__OBJECTIVE__: Each record needs to be echoed exactly; can you do that?

⟨

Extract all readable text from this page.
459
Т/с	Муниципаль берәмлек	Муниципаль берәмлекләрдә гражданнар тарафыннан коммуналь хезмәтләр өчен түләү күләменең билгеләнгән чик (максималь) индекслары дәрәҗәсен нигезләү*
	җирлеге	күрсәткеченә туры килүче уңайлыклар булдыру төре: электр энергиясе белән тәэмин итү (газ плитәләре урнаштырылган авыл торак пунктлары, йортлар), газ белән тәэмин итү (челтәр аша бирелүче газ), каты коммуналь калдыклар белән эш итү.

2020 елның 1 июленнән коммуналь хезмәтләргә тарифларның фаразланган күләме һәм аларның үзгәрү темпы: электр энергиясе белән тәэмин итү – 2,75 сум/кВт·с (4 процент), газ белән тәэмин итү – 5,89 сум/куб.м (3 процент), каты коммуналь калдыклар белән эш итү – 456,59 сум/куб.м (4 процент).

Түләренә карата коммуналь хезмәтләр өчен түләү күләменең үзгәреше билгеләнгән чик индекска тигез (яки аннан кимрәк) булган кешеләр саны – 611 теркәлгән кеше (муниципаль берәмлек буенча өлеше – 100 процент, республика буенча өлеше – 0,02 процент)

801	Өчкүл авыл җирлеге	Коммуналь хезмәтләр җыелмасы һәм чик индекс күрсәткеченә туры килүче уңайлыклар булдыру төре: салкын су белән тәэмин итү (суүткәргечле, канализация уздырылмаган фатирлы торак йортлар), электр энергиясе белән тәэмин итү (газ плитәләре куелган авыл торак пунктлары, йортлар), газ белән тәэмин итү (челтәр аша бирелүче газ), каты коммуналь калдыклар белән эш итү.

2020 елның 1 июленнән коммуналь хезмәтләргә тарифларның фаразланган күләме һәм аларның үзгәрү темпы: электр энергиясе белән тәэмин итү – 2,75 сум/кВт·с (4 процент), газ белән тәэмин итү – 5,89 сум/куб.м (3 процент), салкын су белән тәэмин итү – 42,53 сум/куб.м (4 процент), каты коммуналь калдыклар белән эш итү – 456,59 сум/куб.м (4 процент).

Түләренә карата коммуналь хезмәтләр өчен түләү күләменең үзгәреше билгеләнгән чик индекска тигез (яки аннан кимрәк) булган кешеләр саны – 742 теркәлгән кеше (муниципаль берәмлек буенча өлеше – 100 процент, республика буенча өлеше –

⟩

__SOLUTION TO THE EXERCISE__:
Extract all readable text from this page.
459
Т/с	Муниципаль берәмлек	Муниципаль берәмлекләрдә гражданнар тарафыннан коммуналь хезмәтләр өчен түләү күләменең билгеләнгән чик (максималь) индекслары дәрәҗәсен нигезләү*
	җирлеге	күрсәткеченә туры килүче уңайлыклар булдыру төре: электр энергиясе белән тәэмин итү (газ плитәләре урнаштырылган авыл торак пунктлары, йортлар), газ белән тәэмин итү (челтәр аша бирелүче газ), каты коммуналь калдыклар белән эш итү.

2020 елның 1 июленнән коммуналь хезмәтләргә тарифларның фаразланган күләме һәм аларның үзгәрү темпы: электр энергиясе белән тәэмин итү – 2,75 сум/кВт·с (4 процент), газ белән тәэмин итү – 5,89 сум/куб.м (3 процент), каты коммуналь калдыклар белән эш итү – 456,59 сум/куб.м (4 процент).

Түләренә карата коммуналь хезмәтләр өчен түләү күләменең үзгәреше билгеләнгән чик индекска тигез (яки аннан кимрәк) булган кешеләр саны – 611 теркәлгән кеше (муниципаль берәмлек буенча өлеше – 100 процент, республика буенча өлеше – 0,02 процент)

801	Өчкүл авыл җирлеге	Коммуналь хезмәтләр җыелмасы һәм чик индекс күрсәткеченә туры килүче уңайлыклар булдыру төре: салкын су белән тәэмин итү (суүткәргечле, канализация уздырылмаган фатирлы торак йортлар), электр энергиясе белән тәэмин итү (газ плитәләре куелган авыл торак пунктлары, йортлар), газ белән тәэмин итү (челтәр аша бирелүче газ), каты коммуналь калдыклар белән эш итү.

2020 елның 1 июленнән коммуналь хезмәтләргә тарифларның фаразланган күләме һәм аларның үзгәрү темпы: электр энергиясе белән тәэмин итү – 2,75 сум/кВт·с (4 процент), газ белән тәэмин итү – 5,89 сум/куб.м (3 процент), салкын су белән тәэмин итү – 42,53 сум/куб.м (4 процент), каты коммуналь калдыклар белән эш итү – 456,59 сум/куб.м (4 процент).

Түләренә карата коммуналь хезмәтләр өчен түләү күләменең үзгәреше билгеләнгән чик индекска тигез (яки аннан кимрәк) булган кешеләр саны – 742 теркәлгән кеше (муниципаль берәмлек буенча өлеше – 100 процент, республика буенча өлеше –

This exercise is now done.